State how many lines of the entries include the string "title", please, leaving out everything but the number.

________

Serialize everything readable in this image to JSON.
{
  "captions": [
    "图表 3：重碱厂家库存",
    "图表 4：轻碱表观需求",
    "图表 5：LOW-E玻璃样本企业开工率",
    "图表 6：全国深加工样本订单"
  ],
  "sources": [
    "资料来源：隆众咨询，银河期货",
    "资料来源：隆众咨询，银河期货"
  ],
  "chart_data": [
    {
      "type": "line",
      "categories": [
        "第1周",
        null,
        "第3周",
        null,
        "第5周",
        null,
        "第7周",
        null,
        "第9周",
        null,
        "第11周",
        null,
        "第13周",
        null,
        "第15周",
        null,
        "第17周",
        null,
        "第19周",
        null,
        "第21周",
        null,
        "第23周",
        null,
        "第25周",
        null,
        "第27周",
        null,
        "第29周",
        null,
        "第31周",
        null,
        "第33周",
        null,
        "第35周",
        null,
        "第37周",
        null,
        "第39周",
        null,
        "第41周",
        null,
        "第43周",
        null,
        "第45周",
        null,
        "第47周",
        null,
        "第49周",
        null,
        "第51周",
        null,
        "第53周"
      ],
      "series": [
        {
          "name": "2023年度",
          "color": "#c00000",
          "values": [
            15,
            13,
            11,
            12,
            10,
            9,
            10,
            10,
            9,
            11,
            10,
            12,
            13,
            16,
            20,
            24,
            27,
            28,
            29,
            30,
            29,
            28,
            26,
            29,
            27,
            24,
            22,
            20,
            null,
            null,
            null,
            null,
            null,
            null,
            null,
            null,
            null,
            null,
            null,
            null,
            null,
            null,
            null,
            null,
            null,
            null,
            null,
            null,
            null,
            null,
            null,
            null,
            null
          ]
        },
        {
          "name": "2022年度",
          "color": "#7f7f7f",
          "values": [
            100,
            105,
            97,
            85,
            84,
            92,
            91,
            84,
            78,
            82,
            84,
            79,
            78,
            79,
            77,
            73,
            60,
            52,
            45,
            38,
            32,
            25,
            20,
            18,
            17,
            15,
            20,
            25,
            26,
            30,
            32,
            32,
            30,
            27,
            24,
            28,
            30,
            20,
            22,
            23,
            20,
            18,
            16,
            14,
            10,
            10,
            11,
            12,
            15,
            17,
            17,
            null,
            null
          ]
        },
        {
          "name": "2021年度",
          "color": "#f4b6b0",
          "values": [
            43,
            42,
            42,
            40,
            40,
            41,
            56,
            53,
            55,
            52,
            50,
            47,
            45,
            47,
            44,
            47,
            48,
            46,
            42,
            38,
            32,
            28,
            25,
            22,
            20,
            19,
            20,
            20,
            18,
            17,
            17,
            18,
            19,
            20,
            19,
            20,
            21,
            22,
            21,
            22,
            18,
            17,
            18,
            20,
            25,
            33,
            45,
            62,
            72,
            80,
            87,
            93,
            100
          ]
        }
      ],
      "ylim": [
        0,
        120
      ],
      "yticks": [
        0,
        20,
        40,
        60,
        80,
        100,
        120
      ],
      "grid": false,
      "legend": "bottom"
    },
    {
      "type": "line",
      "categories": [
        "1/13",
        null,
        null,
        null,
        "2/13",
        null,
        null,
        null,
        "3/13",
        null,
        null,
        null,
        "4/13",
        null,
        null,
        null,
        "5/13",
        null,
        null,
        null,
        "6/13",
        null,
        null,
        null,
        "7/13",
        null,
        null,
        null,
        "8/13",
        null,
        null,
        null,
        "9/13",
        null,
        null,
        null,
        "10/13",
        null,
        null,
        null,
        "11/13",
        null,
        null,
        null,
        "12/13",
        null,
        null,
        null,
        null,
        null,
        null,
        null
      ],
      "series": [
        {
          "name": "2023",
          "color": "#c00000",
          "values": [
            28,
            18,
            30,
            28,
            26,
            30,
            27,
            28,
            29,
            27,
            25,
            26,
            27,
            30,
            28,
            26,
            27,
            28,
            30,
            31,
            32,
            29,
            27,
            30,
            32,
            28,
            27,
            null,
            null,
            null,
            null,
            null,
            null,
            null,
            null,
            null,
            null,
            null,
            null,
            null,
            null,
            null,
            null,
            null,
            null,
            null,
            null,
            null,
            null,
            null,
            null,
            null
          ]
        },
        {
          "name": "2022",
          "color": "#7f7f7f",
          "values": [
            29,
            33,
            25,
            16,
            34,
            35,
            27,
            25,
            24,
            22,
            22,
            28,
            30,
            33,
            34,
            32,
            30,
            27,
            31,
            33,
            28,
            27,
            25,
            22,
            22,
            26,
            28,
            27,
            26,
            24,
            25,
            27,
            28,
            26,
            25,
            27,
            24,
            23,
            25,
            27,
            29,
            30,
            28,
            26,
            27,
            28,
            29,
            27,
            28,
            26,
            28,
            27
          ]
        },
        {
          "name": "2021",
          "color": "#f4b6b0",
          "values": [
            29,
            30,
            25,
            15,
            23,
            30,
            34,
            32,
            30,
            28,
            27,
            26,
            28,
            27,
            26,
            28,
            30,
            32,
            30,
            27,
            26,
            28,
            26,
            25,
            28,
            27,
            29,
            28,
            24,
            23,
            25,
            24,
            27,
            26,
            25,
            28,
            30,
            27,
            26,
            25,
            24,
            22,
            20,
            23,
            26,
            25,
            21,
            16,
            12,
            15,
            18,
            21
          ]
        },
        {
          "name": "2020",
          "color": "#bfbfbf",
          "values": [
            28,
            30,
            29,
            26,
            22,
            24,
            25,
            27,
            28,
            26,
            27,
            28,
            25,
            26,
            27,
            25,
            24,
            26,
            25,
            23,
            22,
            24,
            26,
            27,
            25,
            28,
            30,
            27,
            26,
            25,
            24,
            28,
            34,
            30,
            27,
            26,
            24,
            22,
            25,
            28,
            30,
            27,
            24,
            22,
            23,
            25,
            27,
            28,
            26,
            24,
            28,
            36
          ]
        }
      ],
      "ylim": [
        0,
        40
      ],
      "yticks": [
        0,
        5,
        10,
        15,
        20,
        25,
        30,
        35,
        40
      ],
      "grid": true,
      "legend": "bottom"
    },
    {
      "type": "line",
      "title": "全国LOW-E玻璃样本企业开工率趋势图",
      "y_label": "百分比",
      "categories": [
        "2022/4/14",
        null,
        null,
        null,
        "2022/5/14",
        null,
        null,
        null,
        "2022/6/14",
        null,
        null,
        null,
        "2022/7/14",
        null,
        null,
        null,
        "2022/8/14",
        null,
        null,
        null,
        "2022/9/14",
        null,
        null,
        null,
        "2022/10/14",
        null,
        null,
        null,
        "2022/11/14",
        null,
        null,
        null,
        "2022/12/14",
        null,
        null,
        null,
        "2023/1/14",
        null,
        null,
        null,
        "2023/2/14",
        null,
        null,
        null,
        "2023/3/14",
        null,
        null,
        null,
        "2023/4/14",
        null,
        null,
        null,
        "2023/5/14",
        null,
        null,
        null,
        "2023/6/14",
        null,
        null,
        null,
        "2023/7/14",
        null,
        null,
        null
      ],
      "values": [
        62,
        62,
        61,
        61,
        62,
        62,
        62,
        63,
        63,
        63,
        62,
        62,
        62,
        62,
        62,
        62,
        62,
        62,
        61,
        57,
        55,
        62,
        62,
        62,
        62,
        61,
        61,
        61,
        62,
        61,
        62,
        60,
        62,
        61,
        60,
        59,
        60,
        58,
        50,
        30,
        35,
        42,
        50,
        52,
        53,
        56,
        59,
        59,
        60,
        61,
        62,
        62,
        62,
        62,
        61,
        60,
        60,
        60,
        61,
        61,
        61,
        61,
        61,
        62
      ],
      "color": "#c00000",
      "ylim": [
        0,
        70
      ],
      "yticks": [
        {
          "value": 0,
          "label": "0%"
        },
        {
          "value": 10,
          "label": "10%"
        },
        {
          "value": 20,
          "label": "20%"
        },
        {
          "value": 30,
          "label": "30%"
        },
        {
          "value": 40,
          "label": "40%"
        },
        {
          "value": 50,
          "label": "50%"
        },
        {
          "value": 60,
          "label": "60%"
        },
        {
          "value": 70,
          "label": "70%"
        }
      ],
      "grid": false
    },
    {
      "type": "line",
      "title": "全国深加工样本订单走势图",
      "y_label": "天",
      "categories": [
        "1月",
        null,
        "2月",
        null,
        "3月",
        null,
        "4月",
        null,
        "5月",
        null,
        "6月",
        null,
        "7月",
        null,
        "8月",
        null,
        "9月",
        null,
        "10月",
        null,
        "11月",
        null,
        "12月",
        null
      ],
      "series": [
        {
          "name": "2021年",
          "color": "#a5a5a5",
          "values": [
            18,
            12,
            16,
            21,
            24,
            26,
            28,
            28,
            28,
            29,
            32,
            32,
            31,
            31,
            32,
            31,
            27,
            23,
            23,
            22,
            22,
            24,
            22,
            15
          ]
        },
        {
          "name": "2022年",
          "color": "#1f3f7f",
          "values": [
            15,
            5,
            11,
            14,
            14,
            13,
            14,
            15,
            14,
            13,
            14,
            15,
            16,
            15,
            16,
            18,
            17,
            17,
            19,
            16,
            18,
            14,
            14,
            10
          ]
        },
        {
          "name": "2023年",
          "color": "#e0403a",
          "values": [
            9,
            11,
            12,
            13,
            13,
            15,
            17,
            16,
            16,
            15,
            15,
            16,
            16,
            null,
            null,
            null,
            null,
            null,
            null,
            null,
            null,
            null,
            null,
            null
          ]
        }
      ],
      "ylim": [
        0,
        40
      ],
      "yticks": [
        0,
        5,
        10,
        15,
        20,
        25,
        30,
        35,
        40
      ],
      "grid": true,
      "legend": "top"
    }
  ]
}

________

▶ Solution to this task:
2